* _EXTRAIT_:
Deux millions de votants, 80 % de voix en faveur
d'un État catalan indépendant. Les indépendantistes catalans ont réussi
leur pari ce dimanche 9 novembre dans un scrutin que le tribunal
constitutionnel espagnol avait déclaré illégal. Certes, ces chiffres ne
représentent pas la majorité des quelques 6 millions d'électeurs
inscrits dans la région. Mais compte tenu des conditions du vote et du
fait qu'il reste encore quelques jours pour voter, cette consultation a
clairement montré la montée en puissance de l'indépendantisme en
Catalogne. 1,8 millions de Catalans ont voté pour l'indépendance, soit
autant que les votes pour les partis régionalistes et indépendantistes
en 2012 avec une participation pratiquement deux fois plus élevée.

* _DONNÉES DISPONIBLES_:

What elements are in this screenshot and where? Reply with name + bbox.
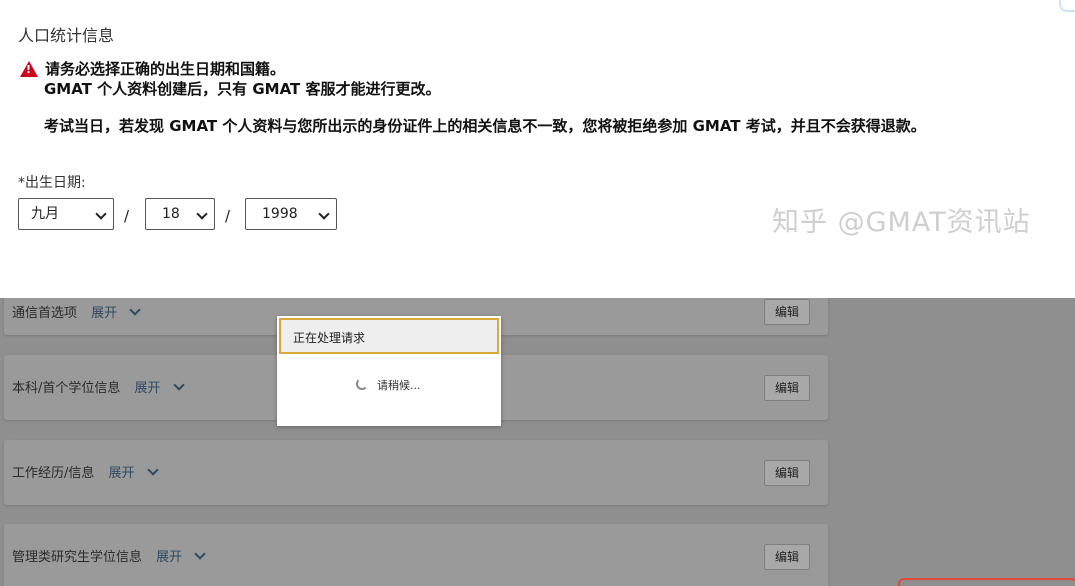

* _CONSIGNE_: Poursuivez l'extrait consacré au scrutin sur l'indépendance de la Catalogne en reprenant juste après sa dernière phrase.

* _RÉPONSE PRODUITE_:
La montée de l'indépendantisme
C'est
donc désormais près d'un électeur sur trois qui soutient activement et
franchement l'option de l'indépendance. Or, traditionnellement, depuis
le retour de la démocratie en 1977, les partis ouvertement
indépendantistes ne dépassaient guère les 15 %. Ce vote du 9 novembre a
donc prouvé clairement une évolution de l'opinion catalane vers la
séparation avec Madrid. Or, ce mouvement est souvent observé non
seulement dans le reste de l'Espagne, mais aussi en Europe - et
particulièrement en France - avec méfiance, si ce n'est avec hostilité.
Plus encore que le réflexe centralisateur traditionnel de nos
compatriotes qui voient immanquablement un danger dans ce type de
mouvement, l'indépendantisme catalan est souvent considéré comme la
conséquence de « l'égoïsme » d'une région riche ne souhaitant plus payer
pour les régions plus déshéritées d'Espagne. Une sorte de nationalisme
de riche qui ne serait pas sans rappeler les mouvements autonomistes
flamands ou de l'Italie du nord. Ce sentiment est-il justifié ?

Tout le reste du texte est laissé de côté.